> [What needs to be done]
Where a line contains the string "surface", copy that line.

>>>>>

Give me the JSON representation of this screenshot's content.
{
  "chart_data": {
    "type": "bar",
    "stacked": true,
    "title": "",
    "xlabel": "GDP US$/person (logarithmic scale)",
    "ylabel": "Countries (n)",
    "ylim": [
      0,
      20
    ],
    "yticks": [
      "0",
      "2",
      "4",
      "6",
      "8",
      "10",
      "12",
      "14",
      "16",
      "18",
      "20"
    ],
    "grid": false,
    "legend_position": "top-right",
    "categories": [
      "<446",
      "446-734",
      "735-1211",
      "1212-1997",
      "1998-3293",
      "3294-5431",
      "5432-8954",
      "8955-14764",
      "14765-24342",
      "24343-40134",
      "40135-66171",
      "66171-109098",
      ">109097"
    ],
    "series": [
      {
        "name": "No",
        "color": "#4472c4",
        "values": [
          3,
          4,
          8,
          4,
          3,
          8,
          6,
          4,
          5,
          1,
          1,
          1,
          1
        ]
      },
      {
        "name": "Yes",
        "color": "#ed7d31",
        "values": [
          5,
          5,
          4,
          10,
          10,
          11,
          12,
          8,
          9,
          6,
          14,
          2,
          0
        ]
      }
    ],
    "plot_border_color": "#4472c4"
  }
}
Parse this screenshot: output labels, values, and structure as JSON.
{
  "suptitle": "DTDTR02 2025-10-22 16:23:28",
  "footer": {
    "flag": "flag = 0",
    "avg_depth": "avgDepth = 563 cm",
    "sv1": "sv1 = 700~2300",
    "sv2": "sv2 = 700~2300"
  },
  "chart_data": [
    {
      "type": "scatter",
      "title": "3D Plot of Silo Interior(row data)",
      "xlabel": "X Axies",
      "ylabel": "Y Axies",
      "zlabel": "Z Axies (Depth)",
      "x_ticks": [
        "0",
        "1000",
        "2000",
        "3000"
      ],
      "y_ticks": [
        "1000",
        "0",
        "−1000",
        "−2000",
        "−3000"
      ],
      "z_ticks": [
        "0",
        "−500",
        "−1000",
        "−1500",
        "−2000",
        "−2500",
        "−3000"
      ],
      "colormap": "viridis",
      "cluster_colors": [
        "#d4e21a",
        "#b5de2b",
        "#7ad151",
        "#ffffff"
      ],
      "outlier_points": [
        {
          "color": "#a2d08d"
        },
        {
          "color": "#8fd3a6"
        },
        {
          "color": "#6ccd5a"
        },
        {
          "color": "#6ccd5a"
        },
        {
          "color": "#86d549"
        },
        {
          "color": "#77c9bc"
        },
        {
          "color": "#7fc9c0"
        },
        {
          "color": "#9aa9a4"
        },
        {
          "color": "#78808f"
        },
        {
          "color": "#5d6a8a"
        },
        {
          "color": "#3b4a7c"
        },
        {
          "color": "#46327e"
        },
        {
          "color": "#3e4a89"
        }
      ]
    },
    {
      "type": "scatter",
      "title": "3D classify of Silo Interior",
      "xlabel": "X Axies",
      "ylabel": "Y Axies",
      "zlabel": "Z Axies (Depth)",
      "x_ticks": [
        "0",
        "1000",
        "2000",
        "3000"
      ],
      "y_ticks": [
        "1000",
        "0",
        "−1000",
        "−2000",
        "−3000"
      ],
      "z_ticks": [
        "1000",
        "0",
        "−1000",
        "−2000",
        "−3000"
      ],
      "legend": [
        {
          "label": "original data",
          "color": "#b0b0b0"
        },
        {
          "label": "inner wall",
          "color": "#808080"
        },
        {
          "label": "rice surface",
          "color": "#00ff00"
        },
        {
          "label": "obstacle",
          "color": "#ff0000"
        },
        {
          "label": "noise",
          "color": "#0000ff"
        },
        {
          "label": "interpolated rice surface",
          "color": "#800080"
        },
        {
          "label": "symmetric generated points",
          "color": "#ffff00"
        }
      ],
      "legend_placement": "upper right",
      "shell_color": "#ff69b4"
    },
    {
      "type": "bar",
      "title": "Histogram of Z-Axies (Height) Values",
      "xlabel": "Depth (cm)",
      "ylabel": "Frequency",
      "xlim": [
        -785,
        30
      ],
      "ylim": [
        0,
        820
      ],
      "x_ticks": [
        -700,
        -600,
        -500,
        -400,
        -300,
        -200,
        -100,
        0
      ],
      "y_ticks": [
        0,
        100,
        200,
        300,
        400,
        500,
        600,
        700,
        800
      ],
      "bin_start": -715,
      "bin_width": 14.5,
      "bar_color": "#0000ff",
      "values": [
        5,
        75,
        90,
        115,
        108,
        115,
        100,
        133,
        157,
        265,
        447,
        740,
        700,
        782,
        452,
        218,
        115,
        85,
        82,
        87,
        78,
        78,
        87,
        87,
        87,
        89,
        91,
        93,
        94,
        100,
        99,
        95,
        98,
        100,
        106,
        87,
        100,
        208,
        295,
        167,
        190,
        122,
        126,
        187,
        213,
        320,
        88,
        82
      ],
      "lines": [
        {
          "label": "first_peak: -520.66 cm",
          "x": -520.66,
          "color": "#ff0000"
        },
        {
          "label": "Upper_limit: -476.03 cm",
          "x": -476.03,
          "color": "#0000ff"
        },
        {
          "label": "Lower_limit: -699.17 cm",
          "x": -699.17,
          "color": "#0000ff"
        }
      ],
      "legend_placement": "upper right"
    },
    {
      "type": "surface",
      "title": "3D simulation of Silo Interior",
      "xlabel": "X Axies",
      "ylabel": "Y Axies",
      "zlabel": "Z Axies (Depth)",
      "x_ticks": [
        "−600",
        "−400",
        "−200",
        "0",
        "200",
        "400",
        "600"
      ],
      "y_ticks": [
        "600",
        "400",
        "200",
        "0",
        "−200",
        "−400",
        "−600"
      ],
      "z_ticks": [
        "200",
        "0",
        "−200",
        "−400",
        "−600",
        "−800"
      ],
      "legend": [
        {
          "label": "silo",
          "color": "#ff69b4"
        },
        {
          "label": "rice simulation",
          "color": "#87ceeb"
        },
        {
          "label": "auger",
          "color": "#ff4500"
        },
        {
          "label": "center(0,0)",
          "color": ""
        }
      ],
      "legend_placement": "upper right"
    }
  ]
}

<<<<<
>>>>>

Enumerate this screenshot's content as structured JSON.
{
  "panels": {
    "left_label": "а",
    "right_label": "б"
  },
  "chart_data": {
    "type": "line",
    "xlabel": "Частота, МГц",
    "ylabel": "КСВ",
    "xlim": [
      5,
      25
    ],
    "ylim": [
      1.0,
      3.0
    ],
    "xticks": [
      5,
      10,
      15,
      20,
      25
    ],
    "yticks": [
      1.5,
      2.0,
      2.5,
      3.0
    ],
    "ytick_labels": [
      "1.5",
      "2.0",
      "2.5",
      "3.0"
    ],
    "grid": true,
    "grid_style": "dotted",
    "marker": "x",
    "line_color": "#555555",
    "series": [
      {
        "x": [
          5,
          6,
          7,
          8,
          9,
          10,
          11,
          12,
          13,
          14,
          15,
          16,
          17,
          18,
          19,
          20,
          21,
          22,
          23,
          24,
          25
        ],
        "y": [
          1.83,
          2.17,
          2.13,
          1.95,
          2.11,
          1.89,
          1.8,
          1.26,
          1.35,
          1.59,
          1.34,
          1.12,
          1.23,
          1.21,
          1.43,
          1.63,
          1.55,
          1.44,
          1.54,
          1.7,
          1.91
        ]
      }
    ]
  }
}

<<<<<
>>>>>

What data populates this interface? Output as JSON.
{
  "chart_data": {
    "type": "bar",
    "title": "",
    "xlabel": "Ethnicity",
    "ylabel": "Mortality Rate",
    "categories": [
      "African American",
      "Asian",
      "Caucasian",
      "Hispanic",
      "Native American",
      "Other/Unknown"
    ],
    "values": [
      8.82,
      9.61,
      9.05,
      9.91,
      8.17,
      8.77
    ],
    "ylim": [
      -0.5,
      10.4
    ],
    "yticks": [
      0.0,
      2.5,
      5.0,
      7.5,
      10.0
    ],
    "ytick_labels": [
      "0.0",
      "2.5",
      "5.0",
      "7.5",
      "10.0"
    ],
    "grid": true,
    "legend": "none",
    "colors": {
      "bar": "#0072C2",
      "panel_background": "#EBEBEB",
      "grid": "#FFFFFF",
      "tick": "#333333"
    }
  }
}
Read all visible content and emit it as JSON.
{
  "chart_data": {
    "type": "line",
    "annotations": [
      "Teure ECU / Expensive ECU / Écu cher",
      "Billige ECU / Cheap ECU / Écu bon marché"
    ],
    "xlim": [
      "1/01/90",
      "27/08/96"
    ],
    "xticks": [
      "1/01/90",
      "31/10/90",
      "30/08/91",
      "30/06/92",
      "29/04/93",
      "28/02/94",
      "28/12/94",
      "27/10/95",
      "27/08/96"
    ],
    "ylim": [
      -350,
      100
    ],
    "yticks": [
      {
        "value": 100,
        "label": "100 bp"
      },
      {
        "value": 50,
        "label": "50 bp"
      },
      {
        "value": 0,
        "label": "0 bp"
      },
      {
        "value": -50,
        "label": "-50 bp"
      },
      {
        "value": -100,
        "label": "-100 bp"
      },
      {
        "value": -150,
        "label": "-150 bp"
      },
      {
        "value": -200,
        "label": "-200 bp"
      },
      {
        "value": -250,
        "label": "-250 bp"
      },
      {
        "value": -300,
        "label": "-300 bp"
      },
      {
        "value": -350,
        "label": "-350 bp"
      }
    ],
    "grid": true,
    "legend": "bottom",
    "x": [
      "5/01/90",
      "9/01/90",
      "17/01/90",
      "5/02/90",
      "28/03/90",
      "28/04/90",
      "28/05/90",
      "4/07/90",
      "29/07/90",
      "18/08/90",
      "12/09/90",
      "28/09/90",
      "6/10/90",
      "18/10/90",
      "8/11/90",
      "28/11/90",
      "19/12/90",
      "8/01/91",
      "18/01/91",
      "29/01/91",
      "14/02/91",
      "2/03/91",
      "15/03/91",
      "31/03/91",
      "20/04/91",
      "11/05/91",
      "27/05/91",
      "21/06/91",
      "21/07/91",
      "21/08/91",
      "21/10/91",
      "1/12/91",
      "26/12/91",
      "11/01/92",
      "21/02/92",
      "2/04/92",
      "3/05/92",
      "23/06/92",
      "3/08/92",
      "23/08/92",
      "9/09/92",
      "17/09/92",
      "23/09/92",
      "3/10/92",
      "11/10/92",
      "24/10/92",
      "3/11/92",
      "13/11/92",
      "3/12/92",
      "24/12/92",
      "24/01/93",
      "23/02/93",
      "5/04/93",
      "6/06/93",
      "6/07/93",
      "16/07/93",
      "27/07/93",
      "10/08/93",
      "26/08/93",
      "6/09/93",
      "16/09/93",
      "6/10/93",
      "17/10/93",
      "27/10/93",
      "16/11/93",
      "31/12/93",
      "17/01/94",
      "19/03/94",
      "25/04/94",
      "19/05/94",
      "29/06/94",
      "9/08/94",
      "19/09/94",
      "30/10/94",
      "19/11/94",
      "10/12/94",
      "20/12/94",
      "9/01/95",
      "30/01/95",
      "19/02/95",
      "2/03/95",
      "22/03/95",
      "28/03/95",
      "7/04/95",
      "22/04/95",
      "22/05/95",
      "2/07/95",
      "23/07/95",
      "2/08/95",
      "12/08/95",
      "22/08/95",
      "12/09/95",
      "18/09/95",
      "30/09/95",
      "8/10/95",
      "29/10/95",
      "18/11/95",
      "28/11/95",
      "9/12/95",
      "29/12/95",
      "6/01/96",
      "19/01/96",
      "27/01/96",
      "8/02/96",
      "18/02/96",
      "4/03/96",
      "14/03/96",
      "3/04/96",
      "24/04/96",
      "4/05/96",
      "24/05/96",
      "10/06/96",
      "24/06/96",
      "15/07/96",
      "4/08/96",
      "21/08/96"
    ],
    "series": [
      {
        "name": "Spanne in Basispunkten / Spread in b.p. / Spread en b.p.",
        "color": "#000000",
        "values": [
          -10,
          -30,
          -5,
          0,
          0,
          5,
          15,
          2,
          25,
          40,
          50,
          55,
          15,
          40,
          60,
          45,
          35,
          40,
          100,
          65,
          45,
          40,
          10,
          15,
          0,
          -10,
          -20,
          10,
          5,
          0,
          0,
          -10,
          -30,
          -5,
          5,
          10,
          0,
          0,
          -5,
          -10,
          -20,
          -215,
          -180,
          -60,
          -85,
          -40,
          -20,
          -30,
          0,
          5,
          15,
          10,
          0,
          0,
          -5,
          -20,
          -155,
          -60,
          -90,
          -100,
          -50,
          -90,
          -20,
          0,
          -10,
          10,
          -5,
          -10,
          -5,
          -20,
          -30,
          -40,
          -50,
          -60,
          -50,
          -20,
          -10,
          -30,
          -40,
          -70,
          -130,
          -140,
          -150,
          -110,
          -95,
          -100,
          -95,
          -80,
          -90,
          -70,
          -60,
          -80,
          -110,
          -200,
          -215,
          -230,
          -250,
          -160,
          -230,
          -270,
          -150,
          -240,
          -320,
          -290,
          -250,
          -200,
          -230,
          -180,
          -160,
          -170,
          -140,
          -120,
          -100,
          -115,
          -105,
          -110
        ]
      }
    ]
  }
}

<<<<<

> [Response to the task]
          "label": "rice surface",
          "label": "interpolated rice surface",
      "type": "surface",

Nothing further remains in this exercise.